Do this ->
State the number of lines in these records holding "ffffff". Say nothing more.

+++ Given records

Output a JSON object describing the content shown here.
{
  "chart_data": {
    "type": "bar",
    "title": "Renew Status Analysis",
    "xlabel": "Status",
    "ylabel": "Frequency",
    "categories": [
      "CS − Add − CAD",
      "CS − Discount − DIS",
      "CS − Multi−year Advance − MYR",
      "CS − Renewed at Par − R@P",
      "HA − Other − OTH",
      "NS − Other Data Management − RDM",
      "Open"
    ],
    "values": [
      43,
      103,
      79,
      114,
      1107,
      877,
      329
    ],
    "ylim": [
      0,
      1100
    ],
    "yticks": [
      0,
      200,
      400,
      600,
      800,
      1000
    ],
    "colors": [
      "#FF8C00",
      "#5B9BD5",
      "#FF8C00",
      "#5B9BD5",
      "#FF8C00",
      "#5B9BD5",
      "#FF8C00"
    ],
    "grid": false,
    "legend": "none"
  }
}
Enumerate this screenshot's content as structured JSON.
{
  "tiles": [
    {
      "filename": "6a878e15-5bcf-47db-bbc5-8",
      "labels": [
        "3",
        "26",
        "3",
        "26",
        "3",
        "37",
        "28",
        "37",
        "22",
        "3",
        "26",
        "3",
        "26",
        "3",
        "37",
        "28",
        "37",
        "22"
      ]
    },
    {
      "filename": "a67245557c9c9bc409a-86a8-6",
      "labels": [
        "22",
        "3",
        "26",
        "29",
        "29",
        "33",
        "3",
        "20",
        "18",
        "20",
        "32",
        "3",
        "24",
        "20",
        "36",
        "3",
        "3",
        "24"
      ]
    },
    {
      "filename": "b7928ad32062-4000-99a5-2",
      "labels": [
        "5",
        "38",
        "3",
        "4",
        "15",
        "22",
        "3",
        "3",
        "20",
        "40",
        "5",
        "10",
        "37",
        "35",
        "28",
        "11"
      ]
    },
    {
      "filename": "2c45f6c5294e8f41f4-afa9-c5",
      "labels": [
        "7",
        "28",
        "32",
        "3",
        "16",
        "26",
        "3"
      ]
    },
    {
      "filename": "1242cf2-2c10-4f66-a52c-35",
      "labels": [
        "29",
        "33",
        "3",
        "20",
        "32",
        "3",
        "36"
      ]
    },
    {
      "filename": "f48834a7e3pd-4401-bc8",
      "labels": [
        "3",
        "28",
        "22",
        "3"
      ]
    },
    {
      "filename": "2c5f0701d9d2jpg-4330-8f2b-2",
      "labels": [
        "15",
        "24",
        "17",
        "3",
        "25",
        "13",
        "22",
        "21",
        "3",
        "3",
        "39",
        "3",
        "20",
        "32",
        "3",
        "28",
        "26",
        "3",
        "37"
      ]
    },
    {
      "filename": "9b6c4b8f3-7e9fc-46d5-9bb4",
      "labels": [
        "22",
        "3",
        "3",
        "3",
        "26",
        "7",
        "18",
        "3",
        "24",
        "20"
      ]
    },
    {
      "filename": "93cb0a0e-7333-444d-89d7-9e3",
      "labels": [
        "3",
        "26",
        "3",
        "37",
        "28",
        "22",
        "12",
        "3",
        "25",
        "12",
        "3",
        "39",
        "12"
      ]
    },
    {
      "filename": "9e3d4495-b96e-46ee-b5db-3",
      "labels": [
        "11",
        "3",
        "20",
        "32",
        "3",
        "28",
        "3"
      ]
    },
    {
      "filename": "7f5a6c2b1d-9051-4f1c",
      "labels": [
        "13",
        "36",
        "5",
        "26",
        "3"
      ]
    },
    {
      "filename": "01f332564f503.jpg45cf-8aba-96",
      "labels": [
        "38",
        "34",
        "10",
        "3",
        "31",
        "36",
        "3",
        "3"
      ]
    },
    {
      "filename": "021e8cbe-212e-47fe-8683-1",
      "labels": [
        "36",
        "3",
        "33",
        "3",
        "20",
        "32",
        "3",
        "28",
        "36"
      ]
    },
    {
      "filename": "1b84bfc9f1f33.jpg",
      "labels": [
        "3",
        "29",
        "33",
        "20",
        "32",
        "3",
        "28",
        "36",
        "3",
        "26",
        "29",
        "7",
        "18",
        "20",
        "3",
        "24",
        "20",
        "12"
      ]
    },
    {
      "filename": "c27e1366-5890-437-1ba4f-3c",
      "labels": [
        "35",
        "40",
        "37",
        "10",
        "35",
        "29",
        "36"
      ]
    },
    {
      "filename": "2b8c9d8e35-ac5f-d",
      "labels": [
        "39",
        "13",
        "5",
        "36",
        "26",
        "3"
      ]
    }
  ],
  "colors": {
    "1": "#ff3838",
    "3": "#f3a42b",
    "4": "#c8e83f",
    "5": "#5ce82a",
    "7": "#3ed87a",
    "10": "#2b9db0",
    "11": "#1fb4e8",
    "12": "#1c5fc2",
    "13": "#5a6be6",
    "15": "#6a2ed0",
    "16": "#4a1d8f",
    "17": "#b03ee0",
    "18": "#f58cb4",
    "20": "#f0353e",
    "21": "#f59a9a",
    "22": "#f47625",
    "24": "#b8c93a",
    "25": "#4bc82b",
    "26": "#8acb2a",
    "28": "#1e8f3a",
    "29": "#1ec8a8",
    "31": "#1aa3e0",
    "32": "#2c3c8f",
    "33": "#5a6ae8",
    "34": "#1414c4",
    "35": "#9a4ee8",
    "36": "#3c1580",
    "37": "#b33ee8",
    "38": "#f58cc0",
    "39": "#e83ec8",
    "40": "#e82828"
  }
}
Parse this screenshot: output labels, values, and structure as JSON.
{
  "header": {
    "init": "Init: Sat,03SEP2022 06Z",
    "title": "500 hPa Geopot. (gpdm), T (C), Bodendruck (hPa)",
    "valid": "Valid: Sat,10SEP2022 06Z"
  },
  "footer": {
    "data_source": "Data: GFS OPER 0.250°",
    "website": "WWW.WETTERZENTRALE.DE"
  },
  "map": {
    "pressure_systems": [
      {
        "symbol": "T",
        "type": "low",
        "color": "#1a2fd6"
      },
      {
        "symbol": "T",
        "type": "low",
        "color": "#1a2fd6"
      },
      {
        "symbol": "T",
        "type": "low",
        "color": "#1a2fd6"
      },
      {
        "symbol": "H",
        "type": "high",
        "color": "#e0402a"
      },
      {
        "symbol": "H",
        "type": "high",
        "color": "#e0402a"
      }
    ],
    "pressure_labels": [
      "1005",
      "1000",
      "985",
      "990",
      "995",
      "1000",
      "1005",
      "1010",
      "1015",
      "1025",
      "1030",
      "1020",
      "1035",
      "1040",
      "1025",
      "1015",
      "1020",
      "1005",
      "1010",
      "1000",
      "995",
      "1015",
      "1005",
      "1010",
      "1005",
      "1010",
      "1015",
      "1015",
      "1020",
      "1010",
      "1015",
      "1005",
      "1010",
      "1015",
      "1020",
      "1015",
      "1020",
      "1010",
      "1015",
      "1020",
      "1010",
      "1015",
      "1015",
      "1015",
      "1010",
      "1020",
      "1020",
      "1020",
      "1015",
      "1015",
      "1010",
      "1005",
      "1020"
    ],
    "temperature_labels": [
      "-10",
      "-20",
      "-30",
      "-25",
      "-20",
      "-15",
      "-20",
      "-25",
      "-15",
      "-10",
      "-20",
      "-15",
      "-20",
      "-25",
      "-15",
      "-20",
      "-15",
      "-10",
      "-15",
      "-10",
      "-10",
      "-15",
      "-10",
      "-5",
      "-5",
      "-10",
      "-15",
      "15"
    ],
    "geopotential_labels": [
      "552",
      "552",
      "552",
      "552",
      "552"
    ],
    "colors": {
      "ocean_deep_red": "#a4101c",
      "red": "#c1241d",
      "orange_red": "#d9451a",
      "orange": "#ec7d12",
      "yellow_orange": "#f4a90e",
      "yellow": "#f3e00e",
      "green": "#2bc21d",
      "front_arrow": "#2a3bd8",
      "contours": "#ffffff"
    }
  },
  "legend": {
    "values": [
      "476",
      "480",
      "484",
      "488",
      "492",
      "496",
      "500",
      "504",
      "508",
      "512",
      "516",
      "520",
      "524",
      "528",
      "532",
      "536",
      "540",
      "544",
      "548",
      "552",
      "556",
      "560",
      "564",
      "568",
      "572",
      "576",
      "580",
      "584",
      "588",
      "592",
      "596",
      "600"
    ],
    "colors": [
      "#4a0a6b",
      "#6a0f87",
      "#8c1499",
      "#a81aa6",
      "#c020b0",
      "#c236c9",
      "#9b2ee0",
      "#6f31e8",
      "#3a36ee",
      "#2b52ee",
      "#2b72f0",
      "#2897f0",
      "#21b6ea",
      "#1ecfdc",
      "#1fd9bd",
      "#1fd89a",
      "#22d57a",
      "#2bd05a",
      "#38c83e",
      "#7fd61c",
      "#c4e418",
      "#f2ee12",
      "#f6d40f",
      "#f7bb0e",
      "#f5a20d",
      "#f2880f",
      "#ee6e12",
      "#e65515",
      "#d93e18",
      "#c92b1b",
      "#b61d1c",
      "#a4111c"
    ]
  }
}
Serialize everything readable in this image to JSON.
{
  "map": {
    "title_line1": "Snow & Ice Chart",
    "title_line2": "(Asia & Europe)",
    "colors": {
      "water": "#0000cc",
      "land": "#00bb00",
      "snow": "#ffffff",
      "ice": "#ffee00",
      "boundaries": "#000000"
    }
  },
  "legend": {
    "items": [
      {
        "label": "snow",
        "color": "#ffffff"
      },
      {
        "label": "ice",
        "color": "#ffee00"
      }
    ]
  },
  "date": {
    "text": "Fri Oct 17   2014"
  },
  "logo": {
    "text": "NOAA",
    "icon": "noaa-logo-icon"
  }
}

++++++

Result of this exercise ->
3